PROBLEM
Pictures within the data are to be left out; everything else must be reproduced exactly.

RECORDS TO USE
--- start ---
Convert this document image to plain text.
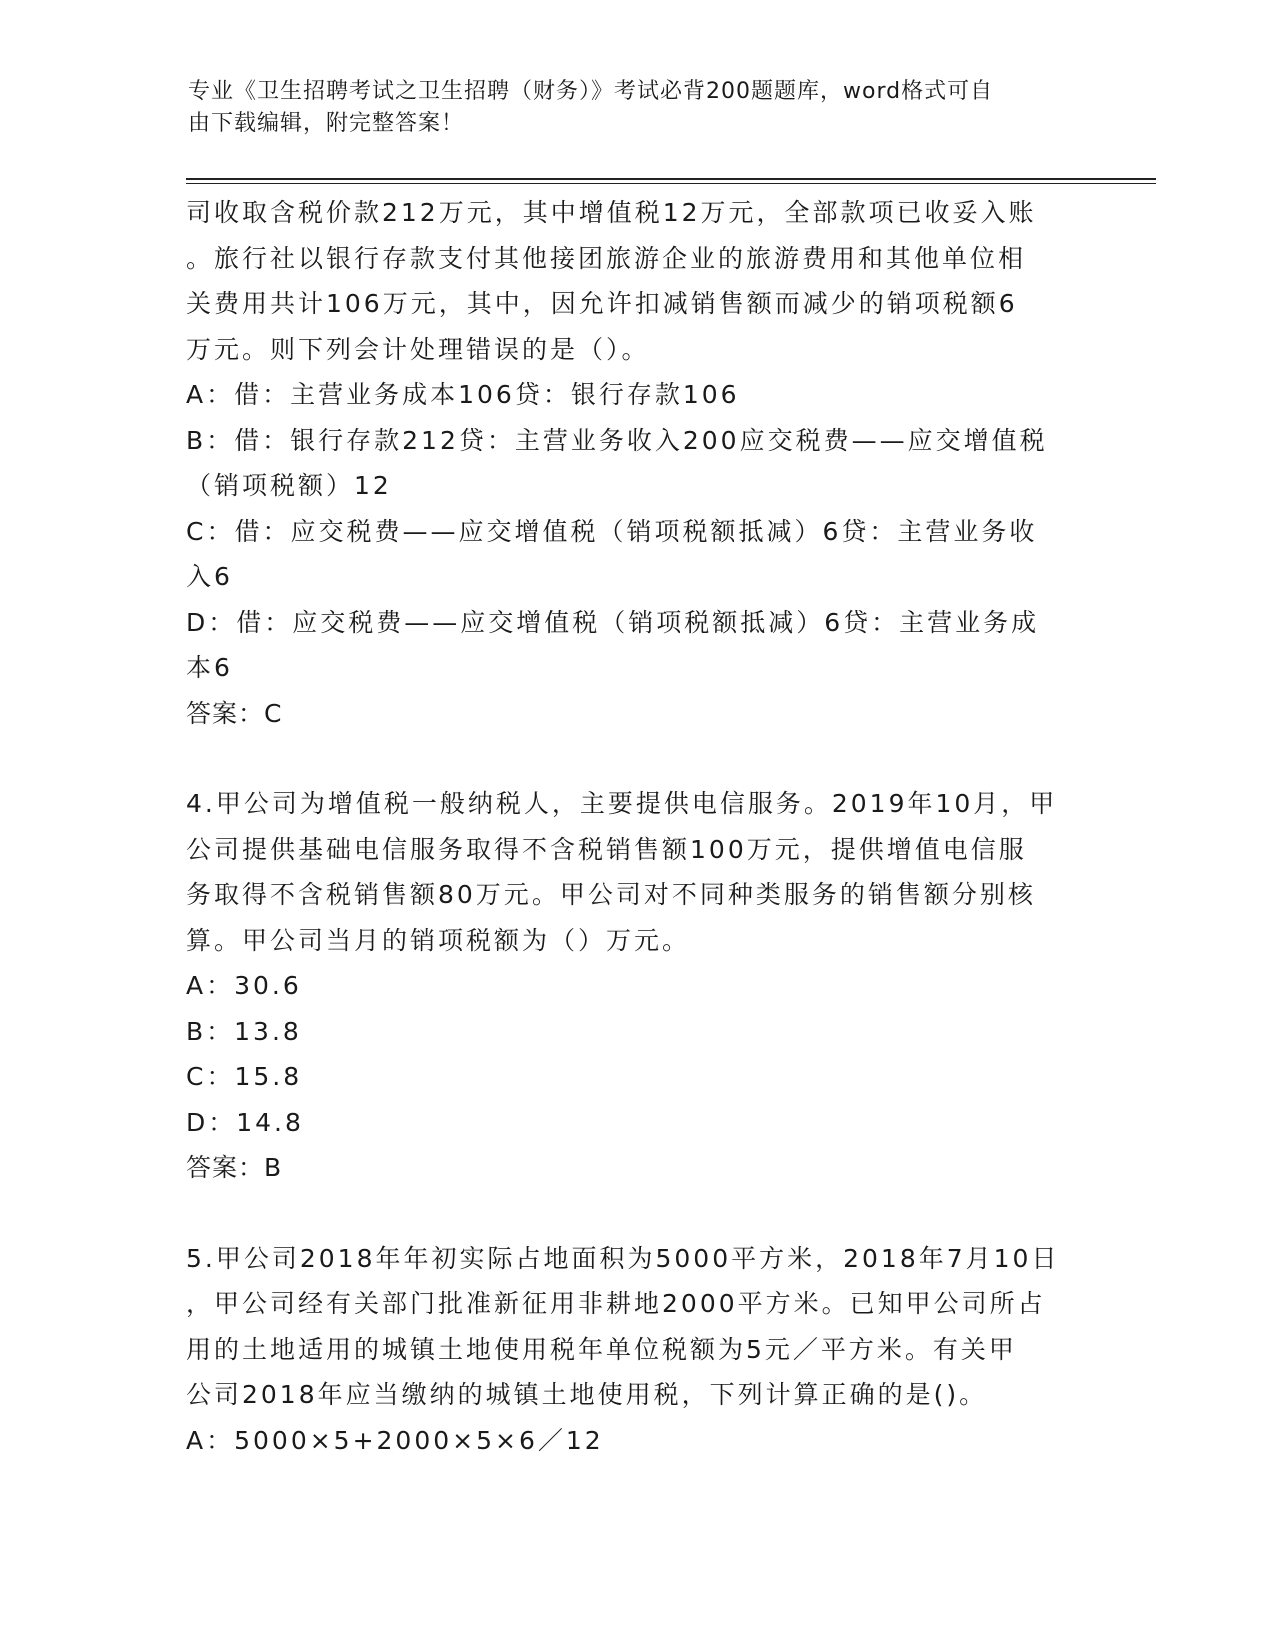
专业《卫生招聘考试之卫生招聘（财务）》考试必背200题题库，word格式可自
由下载编辑，附完整答案！

司收取含税价款212万元，其中增值税12万元，全部款项已收妥入账

。旅行社以银行存款支付其他接团旅游企业的旅游费用和其他单位相

关费用共计106万元，其中，因允许扣减销售额而减少的销项税额6

万元。则下列会计处理错误的是（）。

A：借：主营业务成本106贷：银行存款106

B：借：银行存款212贷：主营业务收入200应交税费——应交增值税

（销项税额）12

C：借：应交税费——应交增值税（销项税额抵减）6贷：主营业务收

入6

D：借：应交税费——应交增值税（销项税额抵减）6贷：主营业务成

本6

答案：C

4.甲公司为增值税一般纳税人，主要提供电信服务。2019年10月，甲

公司提供基础电信服务取得不含税销售额100万元，提供增值电信服

务取得不含税销售额80万元。甲公司对不同种类服务的销售额分别核

算。甲公司当月的销项税额为（）万元。

A：30.6

B：13.8

C：15.8

D：14.8

答案：B

5.甲公司2018年年初实际占地面积为5000平方米，2018年7月10日

，甲公司经有关部门批准新征用非耕地2000平方米。已知甲公司所占

用的土地适用的城镇土地使用税年单位税额为5元／平方米。有关甲

公司2018年应当缴纳的城镇土地使用税，下列计算正确的是()。

A：5000×5+2000×5×6／12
--- end ---
EXERCISE OUTPUT
Convert this document image to plain text.
专业《卫生招聘考试之卫生招聘（财务）》考试必背200题题库，word格式可自
由下载编辑，附完整答案！

司收取含税价款212万元，其中增值税12万元，全部款项已收妥入账

。旅行社以银行存款支付其他接团旅游企业的旅游费用和其他单位相

关费用共计106万元，其中，因允许扣减销售额而减少的销项税额6

万元。则下列会计处理错误的是（）。

A：借：主营业务成本106贷：银行存款106

B：借：银行存款212贷：主营业务收入200应交税费——应交增值税

（销项税额）12

C：借：应交税费——应交增值税（销项税额抵减）6贷：主营业务收

入6

D：借：应交税费——应交增值税（销项税额抵减）6贷：主营业务成

本6

答案：C

4.甲公司为增值税一般纳税人，主要提供电信服务。2019年10月，甲

公司提供基础电信服务取得不含税销售额100万元，提供增值电信服

务取得不含税销售额80万元。甲公司对不同种类服务的销售额分别核

算。甲公司当月的销项税额为（）万元。

A：30.6

B：13.8

C：15.8

D：14.8

答案：B

5.甲公司2018年年初实际占地面积为5000平方米，2018年7月10日

，甲公司经有关部门批准新征用非耕地2000平方米。已知甲公司所占

用的土地适用的城镇土地使用税年单位税额为5元／平方米。有关甲

公司2018年应当缴纳的城镇土地使用税，下列计算正确的是()。

A：5000×5+2000×5×6／12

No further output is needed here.